** start Excerpted data **
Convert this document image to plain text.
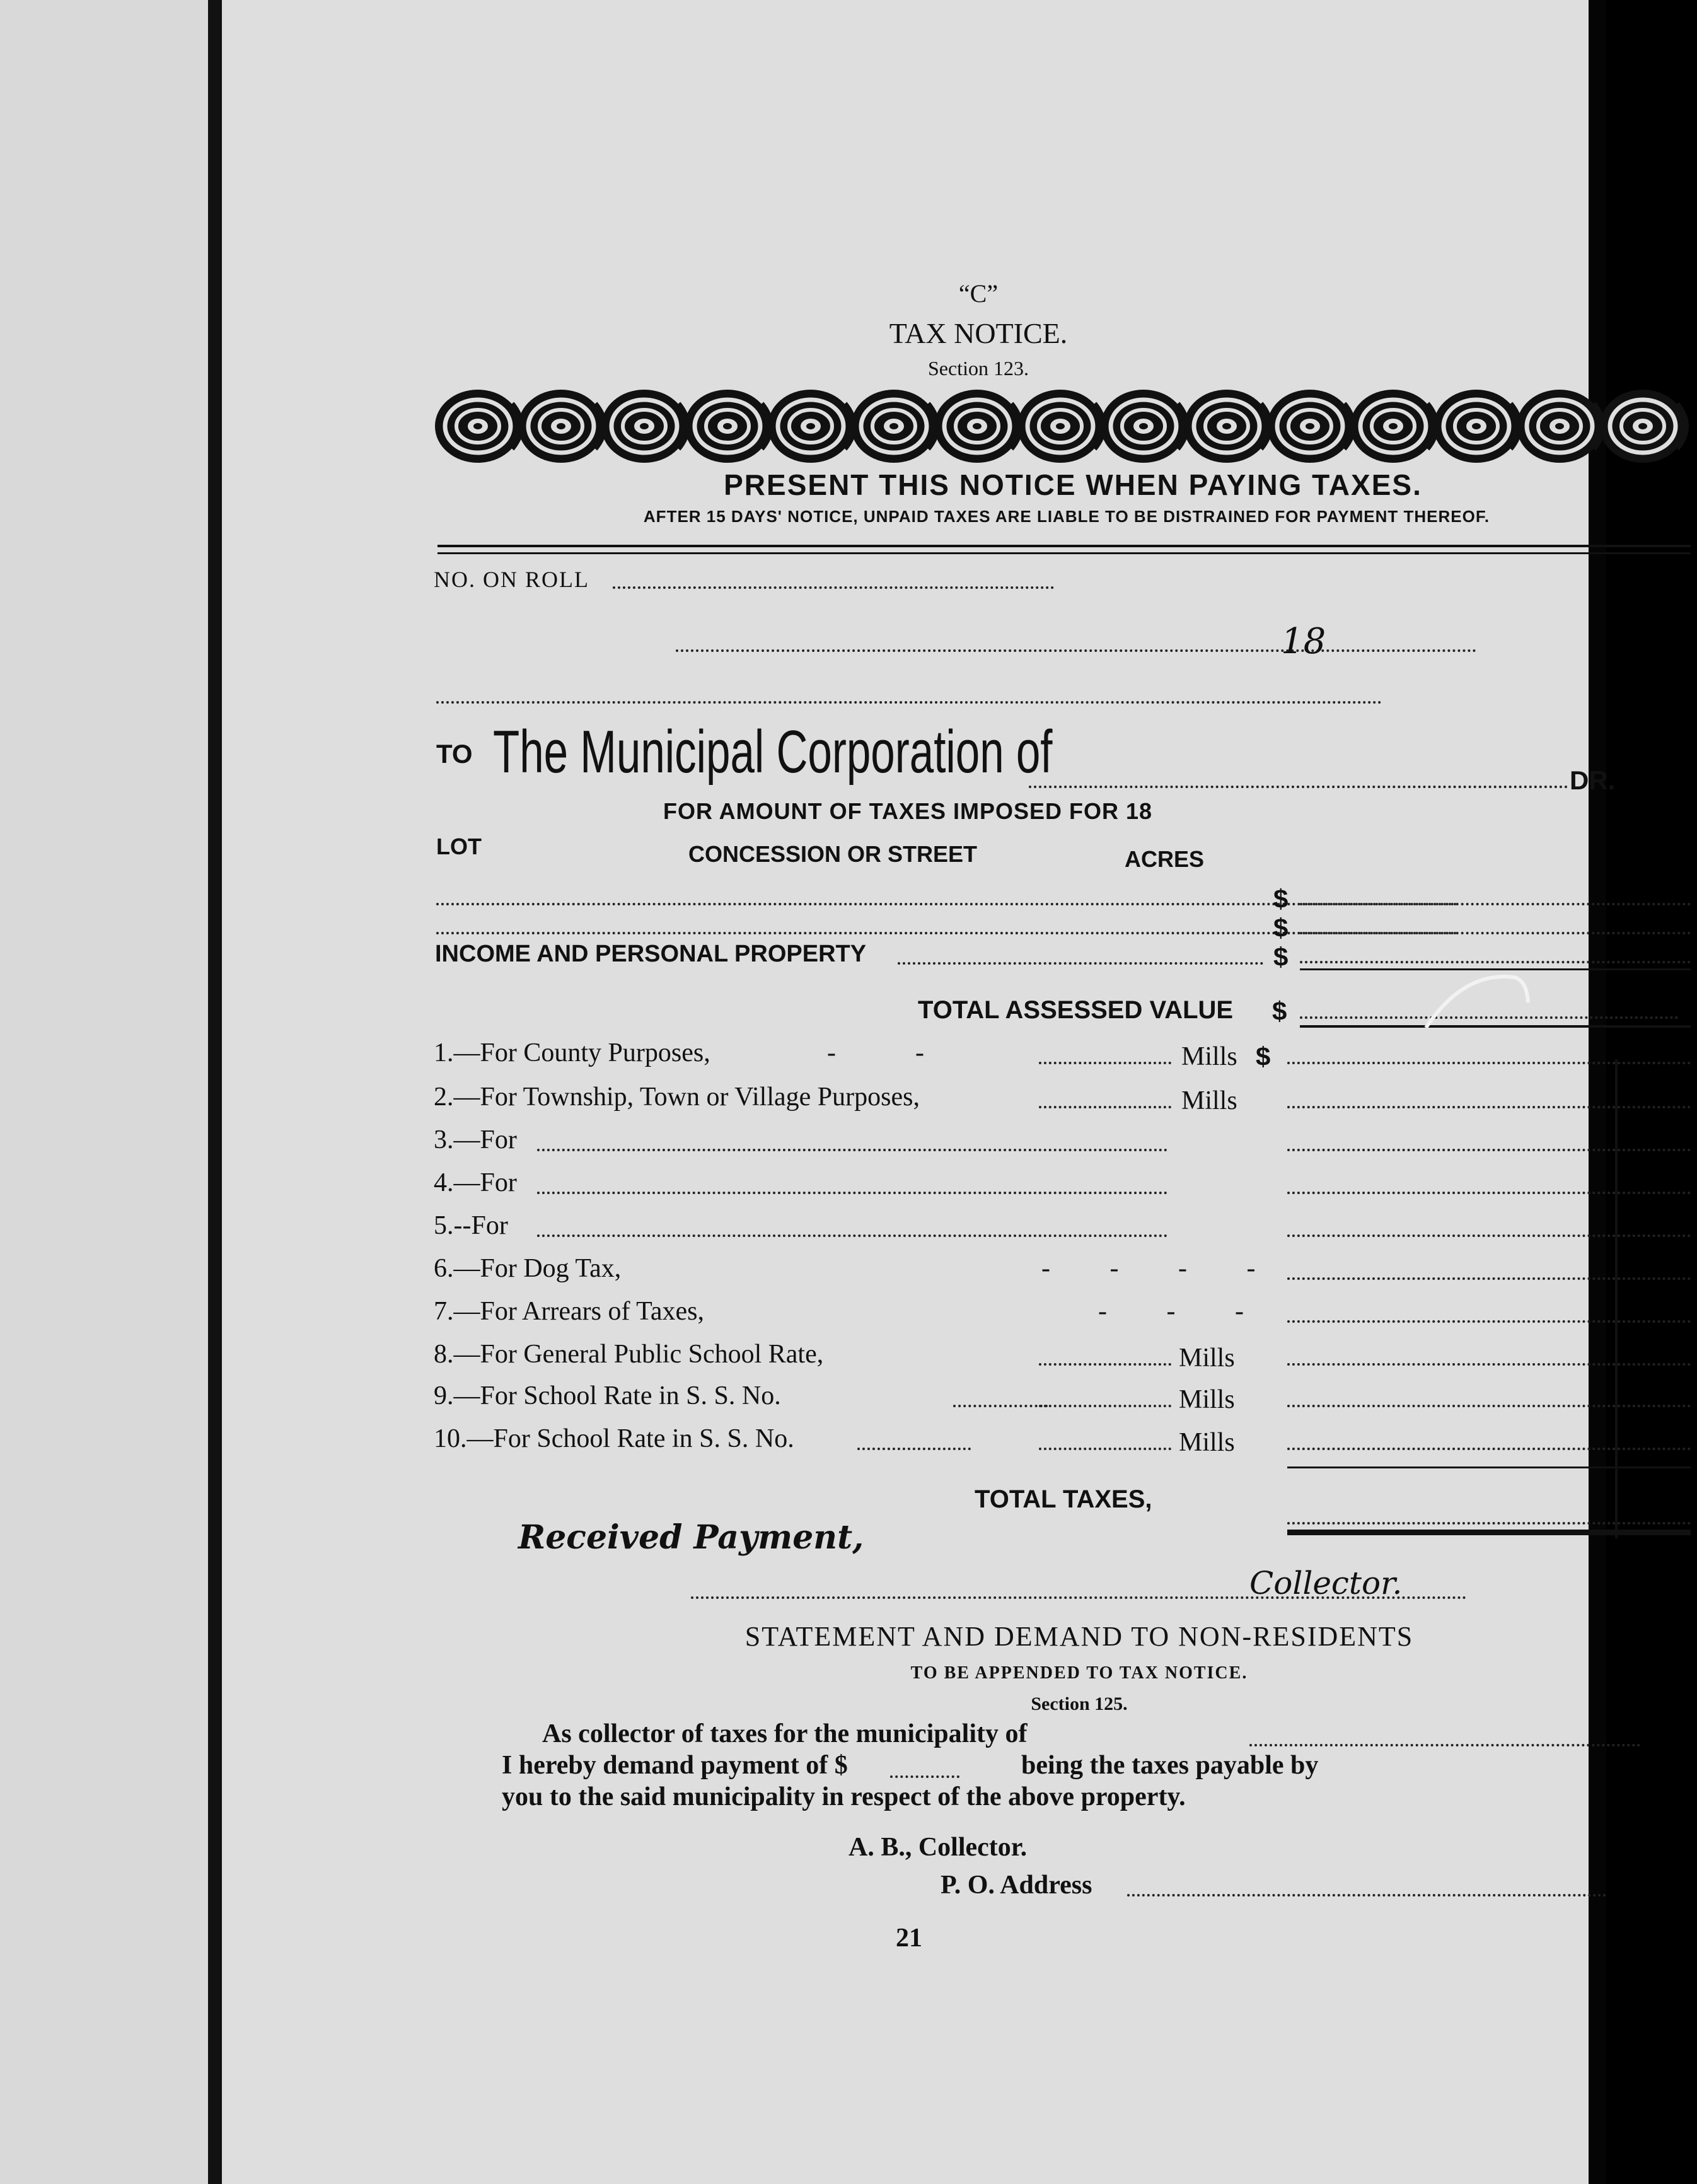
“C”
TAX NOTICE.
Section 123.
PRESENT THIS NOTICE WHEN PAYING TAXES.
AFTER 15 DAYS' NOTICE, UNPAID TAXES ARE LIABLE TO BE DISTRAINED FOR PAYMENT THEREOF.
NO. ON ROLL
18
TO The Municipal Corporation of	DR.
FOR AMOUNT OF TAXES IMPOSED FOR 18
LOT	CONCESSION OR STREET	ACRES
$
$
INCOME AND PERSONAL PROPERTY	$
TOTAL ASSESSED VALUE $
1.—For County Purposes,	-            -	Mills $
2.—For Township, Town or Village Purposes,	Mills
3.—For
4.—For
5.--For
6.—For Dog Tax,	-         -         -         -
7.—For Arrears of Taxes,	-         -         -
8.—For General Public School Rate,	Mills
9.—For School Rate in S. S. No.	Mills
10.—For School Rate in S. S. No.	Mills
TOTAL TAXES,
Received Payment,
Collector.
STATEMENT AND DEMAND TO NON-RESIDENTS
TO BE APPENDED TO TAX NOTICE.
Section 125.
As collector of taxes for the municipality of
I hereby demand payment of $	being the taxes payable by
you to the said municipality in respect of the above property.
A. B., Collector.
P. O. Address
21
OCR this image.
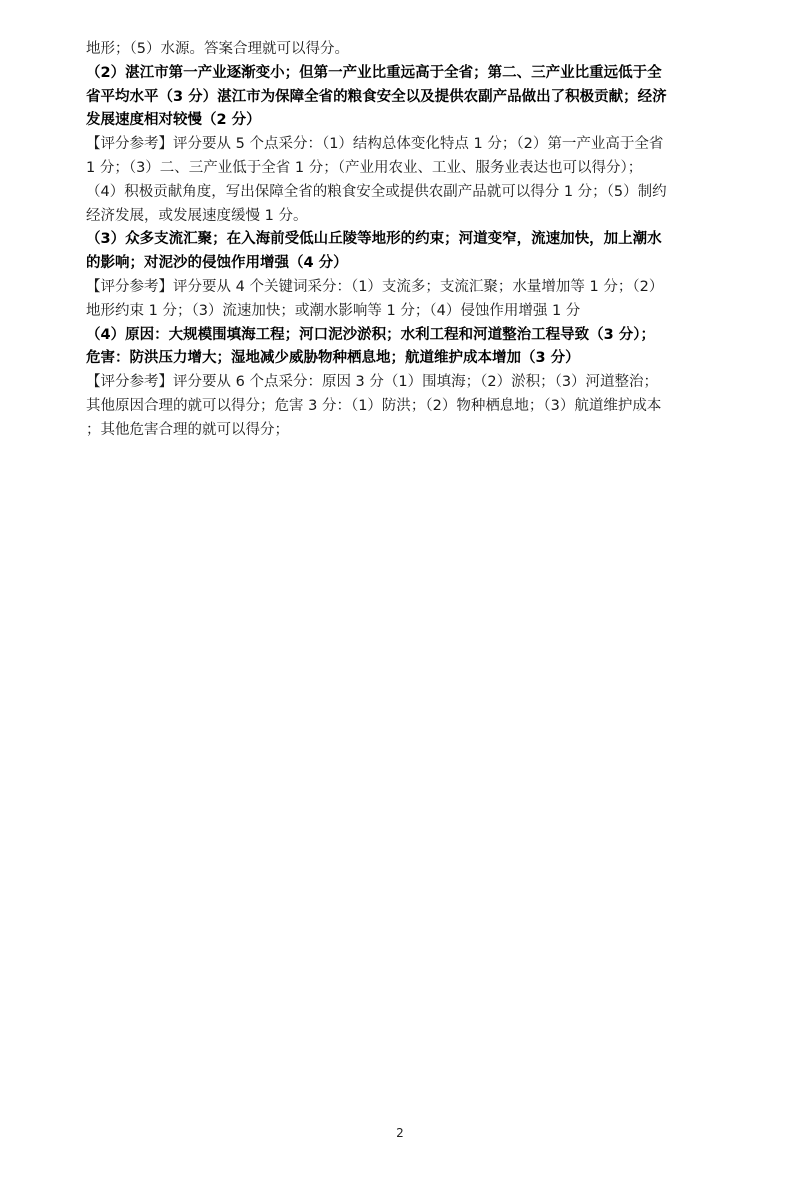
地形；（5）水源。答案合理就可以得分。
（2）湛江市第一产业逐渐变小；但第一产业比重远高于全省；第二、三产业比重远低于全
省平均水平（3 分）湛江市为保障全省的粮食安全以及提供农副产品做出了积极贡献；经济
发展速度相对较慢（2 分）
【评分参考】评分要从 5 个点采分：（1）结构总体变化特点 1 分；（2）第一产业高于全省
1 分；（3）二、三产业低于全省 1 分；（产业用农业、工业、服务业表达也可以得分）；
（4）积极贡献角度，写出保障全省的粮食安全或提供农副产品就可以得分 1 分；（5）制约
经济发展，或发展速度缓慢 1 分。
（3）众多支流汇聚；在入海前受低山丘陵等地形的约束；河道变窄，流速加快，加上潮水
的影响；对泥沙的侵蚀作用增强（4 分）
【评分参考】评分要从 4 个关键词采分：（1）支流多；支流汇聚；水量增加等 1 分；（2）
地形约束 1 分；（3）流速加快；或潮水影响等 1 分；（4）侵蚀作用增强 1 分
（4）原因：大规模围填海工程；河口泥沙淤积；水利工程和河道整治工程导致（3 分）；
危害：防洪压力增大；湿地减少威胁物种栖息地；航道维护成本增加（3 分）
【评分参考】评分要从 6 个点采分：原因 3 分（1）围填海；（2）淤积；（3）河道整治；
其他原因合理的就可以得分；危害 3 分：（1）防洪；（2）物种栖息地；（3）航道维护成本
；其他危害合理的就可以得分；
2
** end Excerpted data **
### Exercise directions:
Retype all of the entries exactly as written, leaving out any images.

### Correct output:
Convert this document image to plain text.
“C”
TAX NOTICE.
Section 123.
PRESENT THIS NOTICE WHEN PAYING TAXES.
AFTER 15 DAYS' NOTICE, UNPAID TAXES ARE LIABLE TO BE DISTRAINED FOR PAYMENT THEREOF.
NO. ON ROLL
18
TO The Municipal Corporation of	DR.
FOR AMOUNT OF TAXES IMPOSED FOR 18
LOT	CONCESSION OR STREET	ACRES
$
$
INCOME AND PERSONAL PROPERTY	$
TOTAL ASSESSED VALUE $
1.—For County Purposes,	-            -	Mills $
2.—For Township, Town or Village Purposes,	Mills
3.—For
4.—For
5.--For
6.—For Dog Tax,	-         -         -         -
7.—For Arrears of Taxes,	-         -         -
8.—For General Public School Rate,	Mills
9.—For School Rate in S. S. No.	Mills
10.—For School Rate in S. S. No.	Mills
TOTAL TAXES,
Received Payment,
Collector.
STATEMENT AND DEMAND TO NON-RESIDENTS
TO BE APPENDED TO TAX NOTICE.
Section 125.
As collector of taxes for the municipality of
I hereby demand payment of $	being the taxes payable by
you to the said municipality in respect of the above property.
A. B., Collector.
P. O. Address
21
OCR this image.
地形；（5）水源。答案合理就可以得分。
（2）湛江市第一产业逐渐变小；但第一产业比重远高于全省；第二、三产业比重远低于全
省平均水平（3 分）湛江市为保障全省的粮食安全以及提供农副产品做出了积极贡献；经济
发展速度相对较慢（2 分）
【评分参考】评分要从 5 个点采分：（1）结构总体变化特点 1 分；（2）第一产业高于全省
1 分；（3）二、三产业低于全省 1 分；（产业用农业、工业、服务业表达也可以得分）；
（4）积极贡献角度，写出保障全省的粮食安全或提供农副产品就可以得分 1 分；（5）制约
经济发展，或发展速度缓慢 1 分。
（3）众多支流汇聚；在入海前受低山丘陵等地形的约束；河道变窄，流速加快，加上潮水
的影响；对泥沙的侵蚀作用增强（4 分）
【评分参考】评分要从 4 个关键词采分：（1）支流多；支流汇聚；水量增加等 1 分；（2）
地形约束 1 分；（3）流速加快；或潮水影响等 1 分；（4）侵蚀作用增强 1 分
（4）原因：大规模围填海工程；河口泥沙淤积；水利工程和河道整治工程导致（3 分）；
危害：防洪压力增大；湿地减少威胁物种栖息地；航道维护成本增加（3 分）
【评分参考】评分要从 6 个点采分：原因 3 分（1）围填海；（2）淤积；（3）河道整治；
其他原因合理的就可以得分；危害 3 分：（1）防洪；（2）物种栖息地；（3）航道维护成本
；其他危害合理的就可以得分；
2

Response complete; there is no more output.